* [EXERCISE DIRECTIONS]: Count every line in the following entries where the word "does" appears. Give the count alone.

Begin RECORDS

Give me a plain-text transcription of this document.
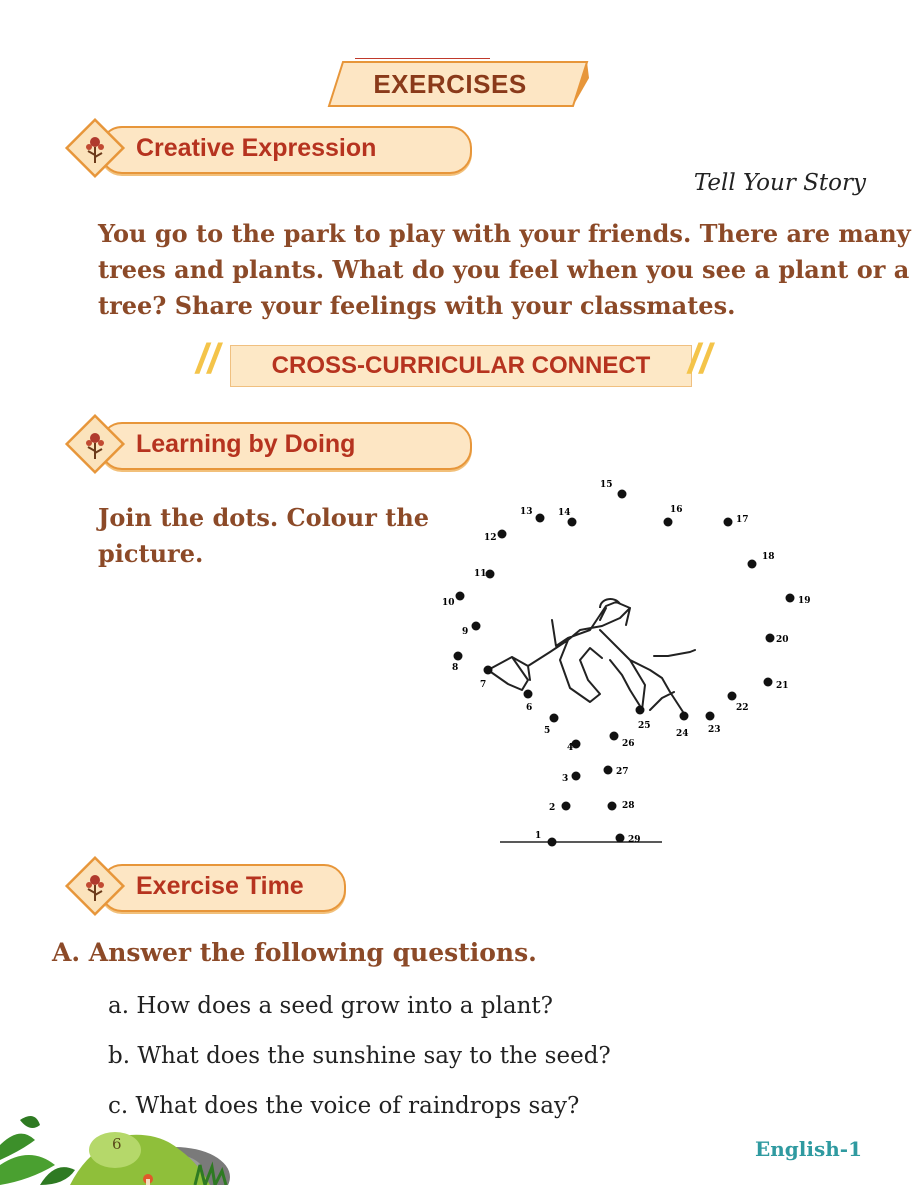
EXERCISES
Creative Expression
Tell Your Story
You go to the park to play with your friends. There are many
trees and plants. What do you feel when you see a plant or a
tree? Share your feelings with your classmates.
//	CROSS-CURRICULAR CONNECT //
Learning by Doing
Join the dots. Colour the
picture.
1
2
3
4
5
6
7
8
9
10
11
12
13	14
15
16
17
18
19
20
21
22
23
24
25
26
27
28
29
Exercise Time
A. Answer the following questions.
a. How does a seed grow into a plant?
b. What does the sunshine say to the seed?
c. What does the voice of raindrops say?
6	English-1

End RECORDS

* [SOLUTION FOR THIS TASK]: 3